= Dataset excerpt =
++++++

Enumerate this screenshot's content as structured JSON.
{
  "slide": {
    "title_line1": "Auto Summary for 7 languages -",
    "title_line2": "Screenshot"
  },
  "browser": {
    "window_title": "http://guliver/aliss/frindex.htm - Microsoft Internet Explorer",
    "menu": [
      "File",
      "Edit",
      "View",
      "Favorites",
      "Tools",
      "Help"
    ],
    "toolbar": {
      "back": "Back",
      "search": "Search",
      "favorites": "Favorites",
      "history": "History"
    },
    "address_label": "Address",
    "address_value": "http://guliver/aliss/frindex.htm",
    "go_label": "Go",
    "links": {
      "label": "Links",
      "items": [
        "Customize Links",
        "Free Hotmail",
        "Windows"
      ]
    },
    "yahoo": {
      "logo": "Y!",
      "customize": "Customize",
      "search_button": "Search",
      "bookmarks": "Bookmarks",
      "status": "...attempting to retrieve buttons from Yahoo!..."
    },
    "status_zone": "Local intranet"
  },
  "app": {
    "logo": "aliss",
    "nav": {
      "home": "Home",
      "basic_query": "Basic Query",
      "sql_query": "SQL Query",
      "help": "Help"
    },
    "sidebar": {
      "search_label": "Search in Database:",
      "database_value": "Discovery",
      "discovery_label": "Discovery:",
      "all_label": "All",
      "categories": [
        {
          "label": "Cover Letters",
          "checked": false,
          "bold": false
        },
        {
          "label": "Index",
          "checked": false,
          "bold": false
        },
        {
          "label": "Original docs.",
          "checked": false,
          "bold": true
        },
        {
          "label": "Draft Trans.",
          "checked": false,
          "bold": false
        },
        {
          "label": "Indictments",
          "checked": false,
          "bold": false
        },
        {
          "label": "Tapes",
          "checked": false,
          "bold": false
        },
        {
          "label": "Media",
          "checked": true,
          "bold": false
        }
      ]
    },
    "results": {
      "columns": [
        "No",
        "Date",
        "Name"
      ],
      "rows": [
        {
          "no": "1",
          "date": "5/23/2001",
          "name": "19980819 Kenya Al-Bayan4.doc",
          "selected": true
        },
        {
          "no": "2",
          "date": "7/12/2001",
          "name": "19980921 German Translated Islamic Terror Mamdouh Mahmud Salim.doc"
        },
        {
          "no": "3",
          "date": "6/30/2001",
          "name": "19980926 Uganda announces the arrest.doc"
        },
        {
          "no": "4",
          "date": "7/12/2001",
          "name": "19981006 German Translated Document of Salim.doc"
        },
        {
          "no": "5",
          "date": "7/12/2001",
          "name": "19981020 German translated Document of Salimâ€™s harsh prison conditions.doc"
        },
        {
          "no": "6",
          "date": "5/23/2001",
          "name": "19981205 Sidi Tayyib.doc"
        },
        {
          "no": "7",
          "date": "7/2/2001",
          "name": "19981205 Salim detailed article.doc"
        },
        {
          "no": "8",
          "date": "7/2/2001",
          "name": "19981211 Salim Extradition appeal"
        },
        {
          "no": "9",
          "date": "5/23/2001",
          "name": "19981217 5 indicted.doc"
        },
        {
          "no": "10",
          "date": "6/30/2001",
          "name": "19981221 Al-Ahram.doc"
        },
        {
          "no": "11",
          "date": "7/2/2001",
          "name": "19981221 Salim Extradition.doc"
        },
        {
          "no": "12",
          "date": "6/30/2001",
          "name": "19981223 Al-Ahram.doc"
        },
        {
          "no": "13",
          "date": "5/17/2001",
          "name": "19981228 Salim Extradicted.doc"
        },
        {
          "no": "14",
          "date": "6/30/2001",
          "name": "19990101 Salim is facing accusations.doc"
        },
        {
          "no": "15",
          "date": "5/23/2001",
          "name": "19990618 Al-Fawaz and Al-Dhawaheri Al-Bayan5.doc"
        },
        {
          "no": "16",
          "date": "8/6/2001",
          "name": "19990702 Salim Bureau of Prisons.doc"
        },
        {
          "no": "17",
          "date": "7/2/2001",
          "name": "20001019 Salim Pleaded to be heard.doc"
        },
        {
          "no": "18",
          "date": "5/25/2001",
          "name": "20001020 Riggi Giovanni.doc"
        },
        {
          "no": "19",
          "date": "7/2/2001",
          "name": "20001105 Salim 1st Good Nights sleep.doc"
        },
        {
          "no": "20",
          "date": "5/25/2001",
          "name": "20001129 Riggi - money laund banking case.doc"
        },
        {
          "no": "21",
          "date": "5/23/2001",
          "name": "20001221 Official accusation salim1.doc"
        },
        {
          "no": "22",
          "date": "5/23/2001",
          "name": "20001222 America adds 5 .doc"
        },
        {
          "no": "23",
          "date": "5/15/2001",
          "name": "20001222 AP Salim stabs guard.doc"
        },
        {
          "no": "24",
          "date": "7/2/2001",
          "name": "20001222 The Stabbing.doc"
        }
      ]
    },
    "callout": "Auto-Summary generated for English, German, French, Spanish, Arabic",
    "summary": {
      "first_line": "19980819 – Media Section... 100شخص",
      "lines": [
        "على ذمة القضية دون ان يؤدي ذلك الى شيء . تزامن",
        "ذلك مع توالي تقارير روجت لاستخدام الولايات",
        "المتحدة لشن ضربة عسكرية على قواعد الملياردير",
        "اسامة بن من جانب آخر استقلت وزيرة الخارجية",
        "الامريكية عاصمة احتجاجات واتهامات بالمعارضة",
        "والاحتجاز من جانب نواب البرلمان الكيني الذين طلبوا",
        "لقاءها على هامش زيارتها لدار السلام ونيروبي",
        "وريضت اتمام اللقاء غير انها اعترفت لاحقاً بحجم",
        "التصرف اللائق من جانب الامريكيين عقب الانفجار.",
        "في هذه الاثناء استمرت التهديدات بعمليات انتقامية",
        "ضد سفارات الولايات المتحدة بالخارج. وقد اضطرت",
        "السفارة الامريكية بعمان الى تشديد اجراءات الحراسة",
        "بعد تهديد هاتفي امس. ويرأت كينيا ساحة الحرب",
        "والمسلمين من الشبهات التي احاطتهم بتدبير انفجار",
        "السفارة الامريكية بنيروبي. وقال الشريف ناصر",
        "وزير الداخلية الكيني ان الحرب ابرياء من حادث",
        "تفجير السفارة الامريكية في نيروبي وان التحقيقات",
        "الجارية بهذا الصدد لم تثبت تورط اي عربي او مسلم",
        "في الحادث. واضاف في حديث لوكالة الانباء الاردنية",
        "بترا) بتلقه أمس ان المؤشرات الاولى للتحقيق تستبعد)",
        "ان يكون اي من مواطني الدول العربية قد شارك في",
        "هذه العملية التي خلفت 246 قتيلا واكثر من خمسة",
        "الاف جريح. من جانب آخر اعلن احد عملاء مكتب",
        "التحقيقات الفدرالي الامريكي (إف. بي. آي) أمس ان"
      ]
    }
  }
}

++++++

= WHAT IS REQUIRED =
Out of the material above, select every line that holds the string "Document".

= ANSWER TO THIS TASK =
          "name": "19981006 German Translated Document of Salim.doc"
          "name": "19981020 German translated Document of Salimâ€™s harsh prison conditions.doc"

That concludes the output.